** Description of the task **
What follows are records. Restate all of them word for word.

# START OF Raw data

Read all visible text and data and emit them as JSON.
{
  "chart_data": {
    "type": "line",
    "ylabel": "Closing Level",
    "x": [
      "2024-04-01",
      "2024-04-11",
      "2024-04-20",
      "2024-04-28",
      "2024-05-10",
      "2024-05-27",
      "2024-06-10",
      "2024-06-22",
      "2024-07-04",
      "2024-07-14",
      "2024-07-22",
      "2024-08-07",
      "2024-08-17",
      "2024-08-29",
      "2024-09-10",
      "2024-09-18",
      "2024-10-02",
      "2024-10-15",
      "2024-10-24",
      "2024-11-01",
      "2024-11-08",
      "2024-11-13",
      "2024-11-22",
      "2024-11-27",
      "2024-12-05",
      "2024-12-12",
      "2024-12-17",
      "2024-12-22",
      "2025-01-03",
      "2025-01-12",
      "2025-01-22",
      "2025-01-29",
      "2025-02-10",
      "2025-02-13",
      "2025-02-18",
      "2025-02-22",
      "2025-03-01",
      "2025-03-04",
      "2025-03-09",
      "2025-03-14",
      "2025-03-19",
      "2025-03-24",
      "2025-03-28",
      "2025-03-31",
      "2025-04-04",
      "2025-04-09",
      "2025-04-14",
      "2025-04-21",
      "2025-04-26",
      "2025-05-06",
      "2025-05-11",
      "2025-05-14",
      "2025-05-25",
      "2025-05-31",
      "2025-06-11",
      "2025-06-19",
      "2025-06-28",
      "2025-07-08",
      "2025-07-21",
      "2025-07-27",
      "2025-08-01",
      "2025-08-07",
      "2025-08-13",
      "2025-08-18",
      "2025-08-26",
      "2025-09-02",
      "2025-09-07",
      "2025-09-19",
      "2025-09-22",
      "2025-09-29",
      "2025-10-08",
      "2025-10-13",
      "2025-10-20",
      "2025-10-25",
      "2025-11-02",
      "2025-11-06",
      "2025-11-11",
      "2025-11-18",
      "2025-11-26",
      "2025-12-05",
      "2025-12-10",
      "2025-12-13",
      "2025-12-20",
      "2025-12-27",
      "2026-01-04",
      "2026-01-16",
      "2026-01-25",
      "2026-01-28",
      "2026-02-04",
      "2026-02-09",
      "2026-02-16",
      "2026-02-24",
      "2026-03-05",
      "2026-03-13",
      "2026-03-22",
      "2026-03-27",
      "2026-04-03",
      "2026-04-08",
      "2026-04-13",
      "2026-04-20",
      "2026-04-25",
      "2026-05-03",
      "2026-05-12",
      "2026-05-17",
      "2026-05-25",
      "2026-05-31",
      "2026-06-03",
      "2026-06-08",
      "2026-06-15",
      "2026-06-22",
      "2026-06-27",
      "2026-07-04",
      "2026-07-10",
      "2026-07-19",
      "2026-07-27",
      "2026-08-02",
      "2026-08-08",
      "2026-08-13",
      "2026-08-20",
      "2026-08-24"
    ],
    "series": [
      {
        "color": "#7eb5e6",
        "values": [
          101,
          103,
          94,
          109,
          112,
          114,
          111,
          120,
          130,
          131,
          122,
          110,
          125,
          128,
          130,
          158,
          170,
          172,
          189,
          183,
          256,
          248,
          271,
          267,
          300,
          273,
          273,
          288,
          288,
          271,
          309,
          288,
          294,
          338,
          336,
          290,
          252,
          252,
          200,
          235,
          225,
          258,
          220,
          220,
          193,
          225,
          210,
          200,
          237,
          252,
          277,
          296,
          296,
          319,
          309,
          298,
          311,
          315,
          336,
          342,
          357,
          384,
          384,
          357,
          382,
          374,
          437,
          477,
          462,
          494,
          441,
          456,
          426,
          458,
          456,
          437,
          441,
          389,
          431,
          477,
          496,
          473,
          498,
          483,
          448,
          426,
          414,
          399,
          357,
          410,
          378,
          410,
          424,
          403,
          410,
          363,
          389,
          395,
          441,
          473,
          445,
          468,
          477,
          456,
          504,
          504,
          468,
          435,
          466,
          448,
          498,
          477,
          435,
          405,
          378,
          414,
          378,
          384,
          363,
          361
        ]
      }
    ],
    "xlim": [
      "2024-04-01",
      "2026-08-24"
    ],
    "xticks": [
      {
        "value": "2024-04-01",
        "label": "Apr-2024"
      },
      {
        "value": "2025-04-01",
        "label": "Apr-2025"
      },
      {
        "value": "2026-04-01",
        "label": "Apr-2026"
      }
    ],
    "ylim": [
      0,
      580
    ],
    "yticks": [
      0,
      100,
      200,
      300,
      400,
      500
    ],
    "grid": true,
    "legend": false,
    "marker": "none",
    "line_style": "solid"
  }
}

# END OF Raw data

** Solution for this task **
Read all visible text and data and emit them as JSON.
{
  "chart_data": {
    "type": "line",
    "ylabel": "Closing Level",
    "x": [
      "2024-04-01",
      "2024-04-11",
      "2024-04-20",
      "2024-04-28",
      "2024-05-10",
      "2024-05-27",
      "2024-06-10",
      "2024-06-22",
      "2024-07-04",
      "2024-07-14",
      "2024-07-22",
      "2024-08-07",
      "2024-08-17",
      "2024-08-29",
      "2024-09-10",
      "2024-09-18",
      "2024-10-02",
      "2024-10-15",
      "2024-10-24",
      "2024-11-01",
      "2024-11-08",
      "2024-11-13",
      "2024-11-22",
      "2024-11-27",
      "2024-12-05",
      "2024-12-12",
      "2024-12-17",
      "2024-12-22",
      "2025-01-03",
      "2025-01-12",
      "2025-01-22",
      "2025-01-29",
      "2025-02-10",
      "2025-02-13",
      "2025-02-18",
      "2025-02-22",
      "2025-03-01",
      "2025-03-04",
      "2025-03-09",
      "2025-03-14",
      "2025-03-19",
      "2025-03-24",
      "2025-03-28",
      "2025-03-31",
      "2025-04-04",
      "2025-04-09",
      "2025-04-14",
      "2025-04-21",
      "2025-04-26",
      "2025-05-06",
      "2025-05-11",
      "2025-05-14",
      "2025-05-25",
      "2025-05-31",
      "2025-06-11",
      "2025-06-19",
      "2025-06-28",
      "2025-07-08",
      "2025-07-21",
      "2025-07-27",
      "2025-08-01",
      "2025-08-07",
      "2025-08-13",
      "2025-08-18",
      "2025-08-26",
      "2025-09-02",
      "2025-09-07",
      "2025-09-19",
      "2025-09-22",
      "2025-09-29",
      "2025-10-08",
      "2025-10-13",
      "2025-10-20",
      "2025-10-25",
      "2025-11-02",
      "2025-11-06",
      "2025-11-11",
      "2025-11-18",
      "2025-11-26",
      "2025-12-05",
      "2025-12-10",
      "2025-12-13",
      "2025-12-20",
      "2025-12-27",
      "2026-01-04",
      "2026-01-16",
      "2026-01-25",
      "2026-01-28",
      "2026-02-04",
      "2026-02-09",
      "2026-02-16",
      "2026-02-24",
      "2026-03-05",
      "2026-03-13",
      "2026-03-22",
      "2026-03-27",
      "2026-04-03",
      "2026-04-08",
      "2026-04-13",
      "2026-04-20",
      "2026-04-25",
      "2026-05-03",
      "2026-05-12",
      "2026-05-17",
      "2026-05-25",
      "2026-05-31",
      "2026-06-03",
      "2026-06-08",
      "2026-06-15",
      "2026-06-22",
      "2026-06-27",
      "2026-07-04",
      "2026-07-10",
      "2026-07-19",
      "2026-07-27",
      "2026-08-02",
      "2026-08-08",
      "2026-08-13",
      "2026-08-20",
      "2026-08-24"
    ],
    "series": [
      {
        "color": "#7eb5e6",
        "values": [
          101,
          103,
          94,
          109,
          112,
          114,
          111,
          120,
          130,
          131,
          122,
          110,
          125,
          128,
          130,
          158,
          170,
          172,
          189,
          183,
          256,
          248,
          271,
          267,
          300,
          273,
          273,
          288,
          288,
          271,
          309,
          288,
          294,
          338,
          336,
          290,
          252,
          252,
          200,
          235,
          225,
          258,
          220,
          220,
          193,
          225,
          210,
          200,
          237,
          252,
          277,
          296,
          296,
          319,
          309,
          298,
          311,
          315,
          336,
          342,
          357,
          384,
          384,
          357,
          382,
          374,
          437,
          477,
          462,
          494,
          441,
          456,
          426,
          458,
          456,
          437,
          441,
          389,
          431,
          477,
          496,
          473,
          498,
          483,
          448,
          426,
          414,
          399,
          357,
          410,
          378,
          410,
          424,
          403,
          410,
          363,
          389,
          395,
          441,
          473,
          445,
          468,
          477,
          456,
          504,
          504,
          468,
          435,
          466,
          448,
          498,
          477,
          435,
          405,
          378,
          414,
          378,
          384,
          363,
          361
        ]
      }
    ],
    "xlim": [
      "2024-04-01",
      "2026-08-24"
    ],
    "xticks": [
      {
        "value": "2024-04-01",
        "label": "Apr-2024"
      },
      {
        "value": "2025-04-01",
        "label": "Apr-2025"
      },
      {
        "value": "2026-04-01",
        "label": "Apr-2026"
      }
    ],
    "ylim": [
      0,
      580
    ],
    "yticks": [
      0,
      100,
      200,
      300,
      400,
      500
    ],
    "grid": true,
    "legend": false,
    "marker": "none",
    "line_style": "solid"
  }
}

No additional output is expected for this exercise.